# Short task
Write out the listing beneath this instruction in its entirety, exactly as it reads.

# Entries shown
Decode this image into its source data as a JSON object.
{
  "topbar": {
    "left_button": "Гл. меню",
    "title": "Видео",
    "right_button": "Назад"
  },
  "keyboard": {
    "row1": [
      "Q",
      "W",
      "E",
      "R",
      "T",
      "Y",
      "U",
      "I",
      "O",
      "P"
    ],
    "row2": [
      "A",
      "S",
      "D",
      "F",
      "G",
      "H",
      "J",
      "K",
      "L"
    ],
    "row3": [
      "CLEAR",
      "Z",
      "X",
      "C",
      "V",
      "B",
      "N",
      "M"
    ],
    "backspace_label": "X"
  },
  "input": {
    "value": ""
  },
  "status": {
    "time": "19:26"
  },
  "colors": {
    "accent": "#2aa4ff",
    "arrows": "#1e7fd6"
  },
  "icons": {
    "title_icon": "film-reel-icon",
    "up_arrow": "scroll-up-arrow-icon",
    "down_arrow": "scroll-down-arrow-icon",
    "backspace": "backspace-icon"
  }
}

# Solution for this exercise
Decode this image into its source data as a JSON object.
{
  "topbar": {
    "left_button": "Гл. меню",
    "title": "Видео",
    "right_button": "Назад"
  },
  "keyboard": {
    "row1": [
      "Q",
      "W",
      "E",
      "R",
      "T",
      "Y",
      "U",
      "I",
      "O",
      "P"
    ],
    "row2": [
      "A",
      "S",
      "D",
      "F",
      "G",
      "H",
      "J",
      "K",
      "L"
    ],
    "row3": [
      "CLEAR",
      "Z",
      "X",
      "C",
      "V",
      "B",
      "N",
      "M"
    ],
    "backspace_label": "X"
  },
  "input": {
    "value": ""
  },
  "status": {
    "time": "19:26"
  },
  "colors": {
    "accent": "#2aa4ff",
    "arrows": "#1e7fd6"
  },
  "icons": {
    "title_icon": "film-reel-icon",
    "up_arrow": "scroll-up-arrow-icon",
    "down_arrow": "scroll-down-arrow-icon",
    "backspace": "backspace-icon"
  }
}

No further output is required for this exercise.